OBJECTIVE: Copy the lines of the material below verbatim, starting with the line that contains "- emission-clump: [536, 66, 561, 87]" and continuing through the line that contains "- emission-clump: [598, 700, 618, 724]", with both of those lines included.

-- begin LISTED ENTRIES --

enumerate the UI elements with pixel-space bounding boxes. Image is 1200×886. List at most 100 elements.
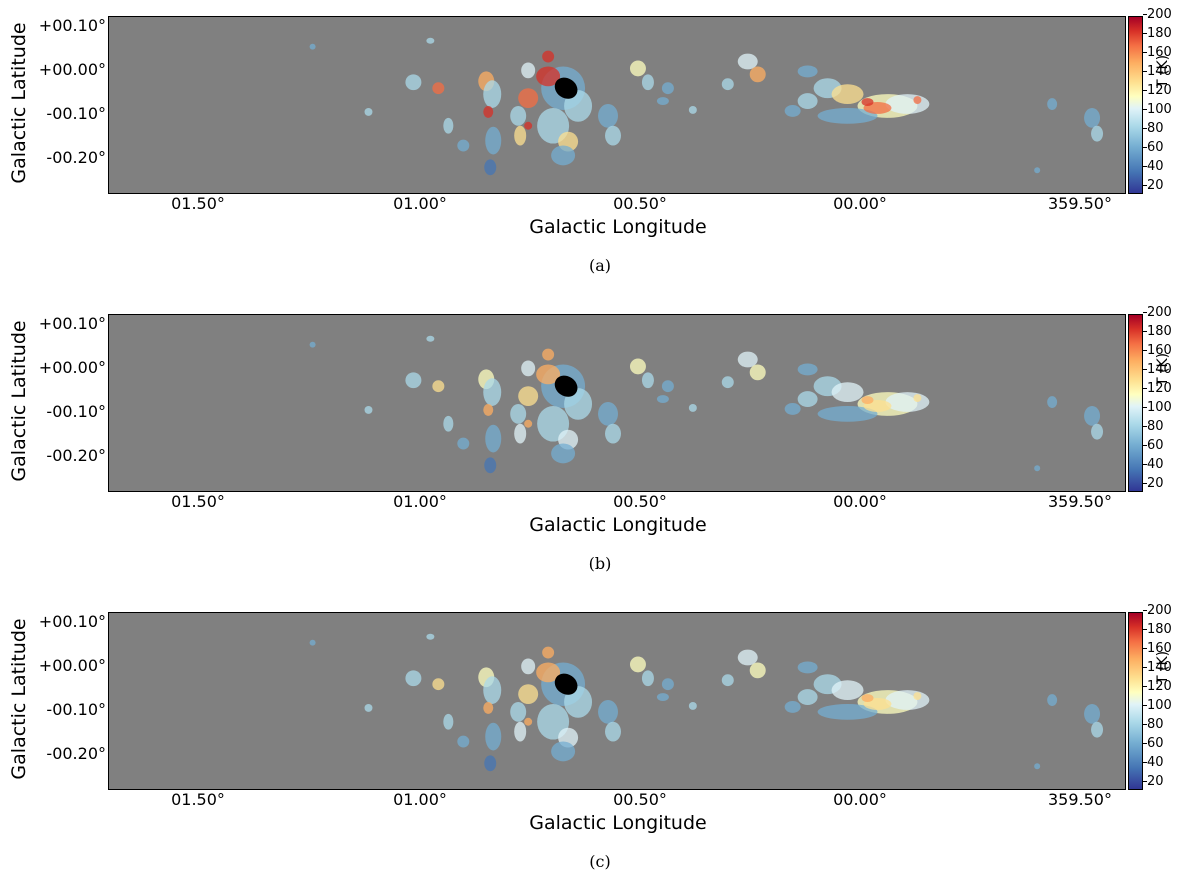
- emission-clump: [536, 66, 561, 87]
- emission-clump: [1047, 694, 1058, 706]
- colorbar-tick-mark: [1143, 445, 1147, 446]
- emission-clump: [514, 423, 527, 444]
- x-axis-label: Galactic Longitude: [529, 514, 707, 536]
- colorbar-tick-mark: [1143, 369, 1147, 370]
- emission-clump: [309, 341, 316, 348]
- emission-clump: [913, 394, 922, 403]
- emission-clump: [484, 457, 497, 474]
- emission-clump: [457, 437, 470, 450]
- emission-clump: [885, 94, 930, 114]
- x-tick-label: 01.50°: [171, 790, 225, 809]
- emission-clump: [483, 105, 494, 118]
- colorbar-tick-label: 60: [1147, 438, 1164, 453]
- emission-clump: [598, 700, 618, 724]
- emission-clump: [518, 386, 539, 406]
- emission-clump: [485, 424, 502, 453]
- x-tick-label: 01.00°: [393, 194, 447, 213]
- colorbar-tick-label: 200: [1147, 305, 1172, 320]
- colorbar-tick-label: 80: [1147, 121, 1164, 136]
- emission-clump: [641, 372, 654, 389]
- emission-clump: [426, 335, 435, 342]
- emission-clump: [483, 701, 494, 714]
- x-axis-label: Galactic Longitude: [529, 216, 707, 238]
- colorbar-tick-mark: [1143, 52, 1147, 53]
- emission-clump: [831, 84, 864, 105]
- emission-clump: [521, 360, 536, 377]
- emission-clump: [510, 701, 527, 722]
- emission-clump: [749, 662, 766, 679]
- colorbar-tick-mark: [1143, 185, 1147, 186]
- colorbar-tick-mark: [1143, 71, 1147, 72]
- colorbar-tick-label: 20: [1147, 774, 1164, 789]
- emission-clump: [1034, 465, 1041, 472]
- y-axis-label: Galactic Latitude: [8, 618, 30, 780]
- emission-clump: [364, 107, 373, 116]
- y-tick-label: -00.20°: [46, 148, 106, 167]
- emission-clump: [784, 701, 801, 713]
- colorbar-tick-mark: [1143, 648, 1147, 649]
- emission-clump: [817, 405, 878, 422]
- colorbar-tick-mark: [1143, 14, 1147, 15]
- y-tick-label: +00.00°: [38, 60, 106, 79]
- emission-clump: [661, 380, 674, 393]
- emission-clump: [551, 741, 576, 762]
- panel-caption: (b): [588, 554, 612, 573]
- emission-clump: [432, 82, 445, 95]
- temperature-map: [108, 16, 1126, 194]
- colorbar-tick-label: 60: [1147, 736, 1164, 751]
- emission-clump: [598, 104, 618, 128]
- emission-clump: [514, 125, 527, 146]
- emission-clump: [1084, 703, 1101, 724]
- emission-clump: [536, 662, 561, 683]
- colorbar-tick-mark: [1143, 426, 1147, 427]
- y-axis-label: Galactic Latitude: [8, 22, 30, 184]
- emission-clump: [605, 125, 621, 146]
- colorbar-tick-mark: [1143, 743, 1147, 744]
- colorbar-tick-mark: [1143, 331, 1147, 332]
- emission-clump: [629, 60, 646, 77]
- colorbar-tick-label: 40: [1147, 159, 1164, 174]
- emission-clump: [688, 403, 697, 412]
- y-tick-label: +00.10°: [38, 314, 106, 333]
- emission-clump: [485, 722, 502, 751]
- emission-clump: [797, 391, 818, 407]
- colorbar-tick-mark: [1143, 350, 1147, 351]
- emission-clump: [885, 392, 930, 412]
- emission-clump: [797, 689, 818, 705]
- emission-clump: [443, 713, 454, 730]
- y-tick-label: +00.10°: [38, 612, 106, 631]
- colorbar-tick-mark: [1143, 724, 1147, 725]
- colorbar-tick-label: 180: [1147, 324, 1172, 339]
- map-canvas: [309, 633, 1104, 772]
- emission-clump: [483, 676, 502, 704]
- colorbar-tick-label: 80: [1147, 419, 1164, 434]
- emission-clump: [797, 661, 818, 674]
- emission-clump: [721, 78, 734, 91]
- colorbar-tick-mark: [1143, 483, 1147, 484]
- temperature-map: [108, 314, 1126, 492]
- colorbar-tick-label: 140: [1147, 64, 1172, 79]
- colorbar-tick-mark: [1143, 705, 1147, 706]
- emission-clump: [405, 372, 422, 389]
- emission-clump: [1034, 763, 1041, 770]
- emission-clump: [861, 98, 874, 106]
- emission-clump: [536, 364, 561, 385]
- emission-clump: [542, 646, 555, 659]
- emission-clump: [518, 88, 539, 108]
- y-tick-label: -00.10°: [46, 104, 106, 123]
- colorbar-tick-mark: [1143, 629, 1147, 630]
- y-tick-label: -00.10°: [46, 402, 106, 421]
- x-tick-label: 00.50°: [613, 492, 667, 511]
- emission-clump: [521, 658, 536, 675]
- emission-clump: [656, 693, 669, 701]
- emission-clump: [1084, 405, 1101, 426]
- emission-clump: [483, 80, 502, 108]
- emission-clump: [426, 37, 435, 44]
- emission-clump: [784, 403, 801, 415]
- emission-clump: [817, 703, 878, 720]
- emission-clump: [524, 717, 533, 726]
- colorbar-tick-label: 100: [1147, 698, 1172, 713]
- emission-clump: [542, 50, 555, 63]
- colorbar-tick-label: 140: [1147, 362, 1172, 377]
- y-axis-label: Galactic Latitude: [8, 320, 30, 482]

-- end LISTED ENTRIES --

COMPLETE ANSWER:
- emission-clump: [536, 66, 561, 87]
- emission-clump: [1047, 694, 1058, 706]
- colorbar-tick-mark: [1143, 445, 1147, 446]
- emission-clump: [514, 423, 527, 444]
- x-axis-label: Galactic Longitude: [529, 514, 707, 536]
- colorbar-tick-mark: [1143, 369, 1147, 370]
- emission-clump: [309, 341, 316, 348]
- emission-clump: [913, 394, 922, 403]
- emission-clump: [484, 457, 497, 474]
- emission-clump: [457, 437, 470, 450]
- emission-clump: [885, 94, 930, 114]
- x-tick-label: 01.50°: [171, 790, 225, 809]
- emission-clump: [483, 105, 494, 118]
- colorbar-tick-label: 60: [1147, 438, 1164, 453]
- emission-clump: [598, 700, 618, 724]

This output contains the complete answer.